REQUIRED TASK - Only lines holding the word "покрытиями" should be copied from the material.

(Stored records)
:::::
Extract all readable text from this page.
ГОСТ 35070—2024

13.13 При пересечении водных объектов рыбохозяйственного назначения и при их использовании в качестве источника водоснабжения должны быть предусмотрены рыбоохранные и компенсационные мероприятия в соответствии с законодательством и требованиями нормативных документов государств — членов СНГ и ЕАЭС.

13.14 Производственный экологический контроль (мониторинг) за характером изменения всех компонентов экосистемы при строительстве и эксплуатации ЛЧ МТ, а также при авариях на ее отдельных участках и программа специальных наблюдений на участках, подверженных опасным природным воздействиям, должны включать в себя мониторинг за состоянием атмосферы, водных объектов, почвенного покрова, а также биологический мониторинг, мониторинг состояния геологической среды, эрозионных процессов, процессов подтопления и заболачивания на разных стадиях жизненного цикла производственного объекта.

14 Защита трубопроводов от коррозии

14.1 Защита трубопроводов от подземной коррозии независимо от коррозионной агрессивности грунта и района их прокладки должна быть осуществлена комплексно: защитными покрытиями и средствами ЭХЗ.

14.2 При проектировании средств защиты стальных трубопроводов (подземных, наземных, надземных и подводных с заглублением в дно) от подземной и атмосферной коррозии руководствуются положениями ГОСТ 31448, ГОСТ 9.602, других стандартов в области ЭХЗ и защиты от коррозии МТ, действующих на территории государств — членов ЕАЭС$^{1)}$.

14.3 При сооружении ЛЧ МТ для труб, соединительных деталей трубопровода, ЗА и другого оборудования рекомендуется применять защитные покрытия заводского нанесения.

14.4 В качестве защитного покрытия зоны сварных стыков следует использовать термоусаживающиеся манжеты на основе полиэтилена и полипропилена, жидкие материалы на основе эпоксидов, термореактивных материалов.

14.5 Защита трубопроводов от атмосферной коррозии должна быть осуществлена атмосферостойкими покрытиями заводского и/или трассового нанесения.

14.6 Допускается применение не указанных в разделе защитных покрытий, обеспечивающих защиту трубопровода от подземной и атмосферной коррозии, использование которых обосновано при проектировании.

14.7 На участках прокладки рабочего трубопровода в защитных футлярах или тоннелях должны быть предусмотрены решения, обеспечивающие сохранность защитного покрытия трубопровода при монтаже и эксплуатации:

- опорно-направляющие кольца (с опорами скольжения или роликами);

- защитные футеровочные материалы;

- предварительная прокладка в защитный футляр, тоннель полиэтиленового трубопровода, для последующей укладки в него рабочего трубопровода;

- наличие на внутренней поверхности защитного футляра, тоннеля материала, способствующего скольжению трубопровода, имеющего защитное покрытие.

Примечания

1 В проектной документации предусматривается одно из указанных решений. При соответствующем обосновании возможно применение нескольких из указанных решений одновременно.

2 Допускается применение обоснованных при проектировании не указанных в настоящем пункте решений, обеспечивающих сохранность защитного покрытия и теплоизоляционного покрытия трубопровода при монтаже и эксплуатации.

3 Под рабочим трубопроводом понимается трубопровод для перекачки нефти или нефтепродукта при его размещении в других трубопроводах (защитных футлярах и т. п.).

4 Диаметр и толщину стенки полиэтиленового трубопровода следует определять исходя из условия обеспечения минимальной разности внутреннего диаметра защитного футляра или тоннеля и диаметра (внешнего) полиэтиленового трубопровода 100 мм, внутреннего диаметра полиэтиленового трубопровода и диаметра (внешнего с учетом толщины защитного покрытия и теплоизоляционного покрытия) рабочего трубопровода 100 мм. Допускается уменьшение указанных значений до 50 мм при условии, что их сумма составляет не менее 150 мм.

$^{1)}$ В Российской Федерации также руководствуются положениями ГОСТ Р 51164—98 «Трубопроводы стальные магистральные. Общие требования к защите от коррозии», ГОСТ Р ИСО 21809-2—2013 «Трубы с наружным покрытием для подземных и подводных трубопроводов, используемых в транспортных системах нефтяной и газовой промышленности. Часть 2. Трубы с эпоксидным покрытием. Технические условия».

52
:::::
EXERCISE RESULT -
14.1 Защита трубопроводов от подземной коррозии независимо от коррозионной агрессивности грунта и района их прокладки должна быть осуществлена комплексно: защитными покрытиями и средствами ЭХЗ.
14.5 Защита трубопроводов от атмосферной коррозии должна быть осуществлена атмосферостойкими покрытиями заводского и/или трассового нанесения.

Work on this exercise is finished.